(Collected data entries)
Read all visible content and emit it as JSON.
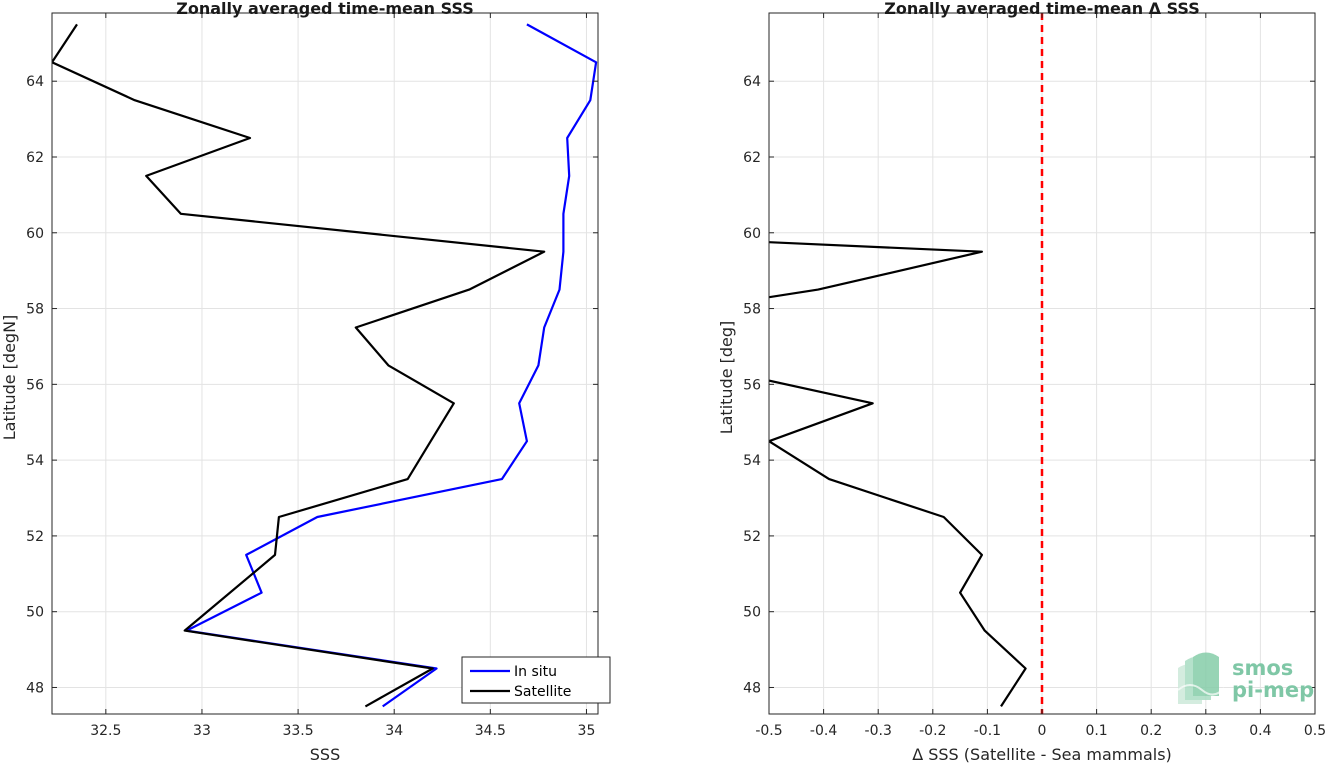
{
  "chart_data": [
    {
      "type": "line",
      "title": "Zonally averaged time-mean SSS",
      "xlabel": "SSS",
      "ylabel": "Latitude [degN]",
      "xlim": [
        32.22,
        35.06
      ],
      "ylim": [
        47.3,
        65.8
      ],
      "xticks": [
        32.5,
        33,
        33.5,
        34,
        34.5,
        35
      ],
      "xtick_labels": [
        "32.5",
        "33",
        "33.5",
        "34",
        "34.5",
        "35"
      ],
      "yticks": [
        48,
        50,
        52,
        54,
        56,
        58,
        60,
        62,
        64
      ],
      "ytick_labels": [
        "48",
        "50",
        "52",
        "54",
        "56",
        "58",
        "60",
        "62",
        "64"
      ],
      "grid": true,
      "legend_position": "bottom-right",
      "series": [
        {
          "name": "In situ",
          "color": "#0000ff",
          "points": [
            [
              33.94,
              47.5
            ],
            [
              34.22,
              48.5
            ],
            [
              32.92,
              49.5
            ],
            [
              33.31,
              50.5
            ],
            [
              33.23,
              51.5
            ],
            [
              33.6,
              52.5
            ],
            [
              34.56,
              53.5
            ],
            [
              34.69,
              54.5
            ],
            [
              34.65,
              55.5
            ],
            [
              34.75,
              56.5
            ],
            [
              34.78,
              57.5
            ],
            [
              34.86,
              58.5
            ],
            [
              34.88,
              59.5
            ],
            [
              34.88,
              60.5
            ],
            [
              34.91,
              61.5
            ],
            [
              34.9,
              62.5
            ],
            [
              35.02,
              63.5
            ],
            [
              35.05,
              64.5
            ],
            [
              34.69,
              65.5
            ]
          ]
        },
        {
          "name": "Satellite",
          "color": "#000000",
          "points": [
            [
              33.85,
              47.5
            ],
            [
              34.2,
              48.5
            ],
            [
              32.91,
              49.5
            ],
            [
              33.38,
              51.5
            ],
            [
              33.4,
              52.5
            ],
            [
              34.07,
              53.5
            ],
            [
              34.19,
              54.5
            ],
            [
              34.31,
              55.5
            ],
            [
              33.97,
              56.5
            ],
            [
              33.8,
              57.5
            ],
            [
              34.39,
              58.5
            ],
            [
              34.78,
              59.5
            ],
            [
              32.89,
              60.5
            ],
            [
              32.71,
              61.5
            ],
            [
              33.25,
              62.5
            ],
            [
              32.65,
              63.5
            ],
            [
              32.22,
              64.5
            ],
            [
              32.35,
              65.5
            ]
          ]
        }
      ]
    },
    {
      "type": "line",
      "title": "Zonally averaged time-mean Δ SSS",
      "xlabel": "Δ SSS (Satellite - Sea mammals)",
      "ylabel": "Latitude [deg]",
      "xlim": [
        -0.5,
        0.5
      ],
      "ylim": [
        47.3,
        65.8
      ],
      "xticks": [
        -0.5,
        -0.4,
        -0.3,
        -0.2,
        -0.1,
        0,
        0.1,
        0.2,
        0.3,
        0.4,
        0.5
      ],
      "xtick_labels": [
        "-0.5",
        "-0.4",
        "-0.3",
        "-0.2",
        "-0.1",
        "0",
        "0.1",
        "0.2",
        "0.3",
        "0.4",
        "0.5"
      ],
      "yticks": [
        48,
        50,
        52,
        54,
        56,
        58,
        60,
        62,
        64
      ],
      "ytick_labels": [
        "48",
        "50",
        "52",
        "54",
        "56",
        "58",
        "60",
        "62",
        "64"
      ],
      "grid": true,
      "reference_line": {
        "x": 0,
        "color": "#ff0000",
        "style": "dashed"
      },
      "series": [
        {
          "color": "#000000",
          "segments": [
            [
              [
                -0.5,
                59.75
              ],
              [
                -0.11,
                59.5
              ],
              [
                -0.41,
                58.5
              ],
              [
                -0.5,
                58.3
              ]
            ],
            [
              [
                -0.5,
                56.1
              ],
              [
                -0.31,
                55.5
              ],
              [
                -0.5,
                54.5
              ],
              [
                -0.39,
                53.5
              ],
              [
                -0.18,
                52.5
              ],
              [
                -0.11,
                51.5
              ],
              [
                -0.15,
                50.5
              ],
              [
                -0.105,
                49.5
              ],
              [
                -0.03,
                48.5
              ],
              [
                -0.075,
                47.5
              ]
            ]
          ]
        }
      ]
    }
  ],
  "logo": {
    "line1": "smos",
    "line2": "pi-mep",
    "color": "#7fc7a6"
  }
}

■ What to work on:
Copy out the lines that hold "ylabel".

■ Response below:
      "ylabel": "Latitude [degN]",
      "ylabel": "Latitude [deg]",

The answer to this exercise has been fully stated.